*Work to complete*.
Repeat the data below, substituting "yearly velocity" for every occurrence of "annual velocity" and leaving everything else unchanged.

======

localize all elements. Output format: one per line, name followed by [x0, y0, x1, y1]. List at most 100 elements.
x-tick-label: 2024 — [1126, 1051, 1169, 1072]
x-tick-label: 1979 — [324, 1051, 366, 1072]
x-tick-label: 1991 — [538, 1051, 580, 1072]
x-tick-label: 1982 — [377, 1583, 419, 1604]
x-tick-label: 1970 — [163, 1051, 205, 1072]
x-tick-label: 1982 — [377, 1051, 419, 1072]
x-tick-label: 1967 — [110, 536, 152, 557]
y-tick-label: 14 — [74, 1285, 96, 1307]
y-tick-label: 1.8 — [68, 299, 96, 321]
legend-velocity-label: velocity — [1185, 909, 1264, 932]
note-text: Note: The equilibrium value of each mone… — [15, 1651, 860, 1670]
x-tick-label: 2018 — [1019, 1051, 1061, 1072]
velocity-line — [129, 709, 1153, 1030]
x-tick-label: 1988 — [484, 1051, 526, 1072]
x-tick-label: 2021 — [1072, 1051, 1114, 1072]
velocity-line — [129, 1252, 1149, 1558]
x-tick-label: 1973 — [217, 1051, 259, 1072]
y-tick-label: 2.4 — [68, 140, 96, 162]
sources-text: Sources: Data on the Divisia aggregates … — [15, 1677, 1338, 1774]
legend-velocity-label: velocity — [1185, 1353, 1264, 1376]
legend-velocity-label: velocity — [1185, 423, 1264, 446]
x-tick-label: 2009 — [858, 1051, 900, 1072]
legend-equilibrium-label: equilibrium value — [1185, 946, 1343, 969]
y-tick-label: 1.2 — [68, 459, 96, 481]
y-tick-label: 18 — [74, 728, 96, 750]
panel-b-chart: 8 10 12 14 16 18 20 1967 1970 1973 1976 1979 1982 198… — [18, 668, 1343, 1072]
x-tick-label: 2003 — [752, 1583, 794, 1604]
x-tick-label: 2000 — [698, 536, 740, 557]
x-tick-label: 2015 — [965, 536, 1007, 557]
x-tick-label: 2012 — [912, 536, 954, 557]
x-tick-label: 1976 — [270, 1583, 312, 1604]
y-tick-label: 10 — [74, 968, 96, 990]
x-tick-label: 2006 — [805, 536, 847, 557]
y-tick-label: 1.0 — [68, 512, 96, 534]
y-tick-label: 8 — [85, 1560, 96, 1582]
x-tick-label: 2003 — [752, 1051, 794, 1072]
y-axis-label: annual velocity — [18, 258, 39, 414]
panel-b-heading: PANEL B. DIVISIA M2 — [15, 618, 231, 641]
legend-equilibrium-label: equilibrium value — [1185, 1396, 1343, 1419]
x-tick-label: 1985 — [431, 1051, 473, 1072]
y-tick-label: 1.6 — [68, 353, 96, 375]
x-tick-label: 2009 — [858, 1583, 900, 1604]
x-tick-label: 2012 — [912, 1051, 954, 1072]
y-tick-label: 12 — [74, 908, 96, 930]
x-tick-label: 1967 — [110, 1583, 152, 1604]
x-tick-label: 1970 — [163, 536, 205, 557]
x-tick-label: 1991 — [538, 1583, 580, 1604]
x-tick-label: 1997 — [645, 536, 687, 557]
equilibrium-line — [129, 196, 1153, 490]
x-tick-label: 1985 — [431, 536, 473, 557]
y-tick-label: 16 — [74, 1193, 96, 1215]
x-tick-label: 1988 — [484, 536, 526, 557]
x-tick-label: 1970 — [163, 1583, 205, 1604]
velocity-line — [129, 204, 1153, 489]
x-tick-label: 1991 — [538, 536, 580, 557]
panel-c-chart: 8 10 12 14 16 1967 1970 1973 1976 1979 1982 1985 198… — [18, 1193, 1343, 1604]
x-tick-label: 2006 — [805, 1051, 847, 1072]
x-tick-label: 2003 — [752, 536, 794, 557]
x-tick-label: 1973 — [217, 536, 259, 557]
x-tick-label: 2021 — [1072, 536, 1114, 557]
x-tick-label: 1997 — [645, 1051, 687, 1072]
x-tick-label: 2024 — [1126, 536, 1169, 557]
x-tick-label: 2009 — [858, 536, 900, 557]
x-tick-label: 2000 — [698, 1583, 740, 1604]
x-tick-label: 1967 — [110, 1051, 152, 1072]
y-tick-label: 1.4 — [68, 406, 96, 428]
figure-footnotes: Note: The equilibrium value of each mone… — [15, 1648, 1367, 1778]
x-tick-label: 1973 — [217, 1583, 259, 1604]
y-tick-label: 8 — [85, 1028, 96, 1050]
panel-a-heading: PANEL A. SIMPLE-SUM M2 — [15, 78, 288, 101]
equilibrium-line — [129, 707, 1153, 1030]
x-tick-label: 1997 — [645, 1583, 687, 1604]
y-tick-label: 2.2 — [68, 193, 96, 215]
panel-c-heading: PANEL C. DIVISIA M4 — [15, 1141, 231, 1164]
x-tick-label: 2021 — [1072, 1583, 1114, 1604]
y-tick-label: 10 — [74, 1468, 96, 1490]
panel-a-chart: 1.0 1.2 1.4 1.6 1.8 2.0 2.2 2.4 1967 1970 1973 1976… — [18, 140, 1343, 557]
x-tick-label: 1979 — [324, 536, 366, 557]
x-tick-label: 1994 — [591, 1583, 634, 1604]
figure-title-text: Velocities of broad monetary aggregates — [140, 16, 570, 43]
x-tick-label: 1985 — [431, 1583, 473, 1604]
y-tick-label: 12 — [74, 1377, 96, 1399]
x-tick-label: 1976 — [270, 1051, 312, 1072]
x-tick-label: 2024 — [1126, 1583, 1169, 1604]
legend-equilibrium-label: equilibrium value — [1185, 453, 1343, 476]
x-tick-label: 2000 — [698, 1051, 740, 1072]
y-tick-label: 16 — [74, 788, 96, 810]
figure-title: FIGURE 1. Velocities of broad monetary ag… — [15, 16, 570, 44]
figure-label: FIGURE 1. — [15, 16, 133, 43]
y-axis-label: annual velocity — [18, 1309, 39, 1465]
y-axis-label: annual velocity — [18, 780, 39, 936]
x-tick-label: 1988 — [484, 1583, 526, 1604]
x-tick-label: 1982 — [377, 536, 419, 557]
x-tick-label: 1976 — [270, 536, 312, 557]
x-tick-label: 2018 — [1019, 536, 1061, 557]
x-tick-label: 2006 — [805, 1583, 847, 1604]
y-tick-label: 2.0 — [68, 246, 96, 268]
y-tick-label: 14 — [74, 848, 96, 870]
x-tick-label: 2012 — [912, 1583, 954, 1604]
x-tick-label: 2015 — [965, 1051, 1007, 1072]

======

*Problem solution*.
localize all elements. Output format: one per line, name followed by [x0, y0, x1, y1]. List at most 100 elements.
x-tick-label: 2024 — [1126, 1051, 1169, 1072]
x-tick-label: 1979 — [324, 1051, 366, 1072]
x-tick-label: 1991 — [538, 1051, 580, 1072]
x-tick-label: 1982 — [377, 1583, 419, 1604]
x-tick-label: 1970 — [163, 1051, 205, 1072]
x-tick-label: 1982 — [377, 1051, 419, 1072]
x-tick-label: 1967 — [110, 536, 152, 557]
y-tick-label: 14 — [74, 1285, 96, 1307]
y-tick-label: 1.8 — [68, 299, 96, 321]
legend-velocity-label: velocity — [1185, 909, 1264, 932]
note-text: Note: The equilibrium value of each mone… — [15, 1651, 860, 1670]
x-tick-label: 2018 — [1019, 1051, 1061, 1072]
velocity-line — [129, 709, 1153, 1030]
x-tick-label: 1988 — [484, 1051, 526, 1072]
x-tick-label: 2021 — [1072, 1051, 1114, 1072]
velocity-line — [129, 1252, 1149, 1558]
x-tick-label: 1973 — [217, 1051, 259, 1072]
y-tick-label: 2.4 — [68, 140, 96, 162]
sources-text: Sources: Data on the Divisia aggregates … — [15, 1677, 1338, 1774]
legend-velocity-label: velocity — [1185, 1353, 1264, 1376]
legend-velocity-label: velocity — [1185, 423, 1264, 446]
x-tick-label: 2009 — [858, 1051, 900, 1072]
legend-equilibrium-label: equilibrium value — [1185, 946, 1343, 969]
y-tick-label: 1.2 — [68, 459, 96, 481]
y-tick-label: 18 — [74, 728, 96, 750]
panel-b-chart: 8 10 12 14 16 18 20 1967 1970 1973 1976 1979 1982 198… — [18, 668, 1343, 1072]
x-tick-label: 2003 — [752, 1583, 794, 1604]
x-tick-label: 2000 — [698, 536, 740, 557]
x-tick-label: 2015 — [965, 536, 1007, 557]
x-tick-label: 2012 — [912, 536, 954, 557]
x-tick-label: 1976 — [270, 1583, 312, 1604]
y-tick-label: 10 — [74, 968, 96, 990]
x-tick-label: 2006 — [805, 536, 847, 557]
y-tick-label: 1.0 — [68, 512, 96, 534]
y-tick-label: 8 — [85, 1560, 96, 1582]
x-tick-label: 2003 — [752, 1051, 794, 1072]
y-axis-label: yearly velocity — [18, 258, 39, 414]
panel-b-heading: PANEL B. DIVISIA M2 — [15, 618, 231, 641]
legend-equilibrium-label: equilibrium value — [1185, 1396, 1343, 1419]
x-tick-label: 1985 — [431, 1051, 473, 1072]
y-tick-label: 1.6 — [68, 353, 96, 375]
x-tick-label: 2009 — [858, 1583, 900, 1604]
x-tick-label: 2012 — [912, 1051, 954, 1072]
y-tick-label: 12 — [74, 908, 96, 930]
x-tick-label: 1967 — [110, 1583, 152, 1604]
x-tick-label: 1970 — [163, 536, 205, 557]
x-tick-label: 1991 — [538, 1583, 580, 1604]
x-tick-label: 1997 — [645, 536, 687, 557]
equilibrium-line — [129, 196, 1153, 490]
x-tick-label: 1985 — [431, 536, 473, 557]
y-tick-label: 16 — [74, 1193, 96, 1215]
x-tick-label: 1988 — [484, 536, 526, 557]
x-tick-label: 1970 — [163, 1583, 205, 1604]
velocity-line — [129, 204, 1153, 489]
x-tick-label: 1991 — [538, 536, 580, 557]
panel-c-chart: 8 10 12 14 16 1967 1970 1973 1976 1979 1982 1985 198… — [18, 1193, 1343, 1604]
x-tick-label: 2006 — [805, 1051, 847, 1072]
x-tick-label: 2003 — [752, 536, 794, 557]
x-tick-label: 1973 — [217, 536, 259, 557]
x-tick-label: 2021 — [1072, 536, 1114, 557]
x-tick-label: 1997 — [645, 1051, 687, 1072]
x-tick-label: 2024 — [1126, 536, 1169, 557]
x-tick-label: 2009 — [858, 536, 900, 557]
x-tick-label: 2000 — [698, 1583, 740, 1604]
x-tick-label: 1967 — [110, 1051, 152, 1072]
y-tick-label: 1.4 — [68, 406, 96, 428]
figure-footnotes: Note: The equilibrium value of each mone… — [15, 1648, 1367, 1778]
x-tick-label: 1973 — [217, 1583, 259, 1604]
y-tick-label: 8 — [85, 1028, 96, 1050]
panel-a-heading: PANEL A. SIMPLE-SUM M2 — [15, 78, 288, 101]
equilibrium-line — [129, 707, 1153, 1030]
x-tick-label: 1997 — [645, 1583, 687, 1604]
y-tick-label: 2.2 — [68, 193, 96, 215]
panel-c-heading: PANEL C. DIVISIA M4 — [15, 1141, 231, 1164]
x-tick-label: 2021 — [1072, 1583, 1114, 1604]
y-tick-label: 10 — [74, 1468, 96, 1490]
panel-a-chart: 1.0 1.2 1.4 1.6 1.8 2.0 2.2 2.4 1967 1970 1973 1976… — [18, 140, 1343, 557]
x-tick-label: 1979 — [324, 536, 366, 557]
x-tick-label: 1994 — [591, 1583, 634, 1604]
figure-title-text: Velocities of broad monetary aggregates — [140, 16, 570, 43]
x-tick-label: 1985 — [431, 1583, 473, 1604]
y-tick-label: 12 — [74, 1377, 96, 1399]
x-tick-label: 1976 — [270, 1051, 312, 1072]
x-tick-label: 2024 — [1126, 1583, 1169, 1604]
legend-equilibrium-label: equilibrium value — [1185, 453, 1343, 476]
x-tick-label: 2000 — [698, 1051, 740, 1072]
y-tick-label: 16 — [74, 788, 96, 810]
figure-title: FIGURE 1. Velocities of broad monetary ag… — [15, 16, 570, 44]
figure-label: FIGURE 1. — [15, 16, 133, 43]
y-axis-label: yearly velocity — [18, 1309, 39, 1465]
y-axis-label: yearly velocity — [18, 780, 39, 936]
x-tick-label: 1988 — [484, 1583, 526, 1604]
x-tick-label: 1982 — [377, 536, 419, 557]
x-tick-label: 1976 — [270, 536, 312, 557]
x-tick-label: 2018 — [1019, 536, 1061, 557]
x-tick-label: 2006 — [805, 1583, 847, 1604]
y-tick-label: 2.0 — [68, 246, 96, 268]
y-tick-label: 14 — [74, 848, 96, 870]
x-tick-label: 2012 — [912, 1583, 954, 1604]
x-tick-label: 2015 — [965, 1051, 1007, 1072]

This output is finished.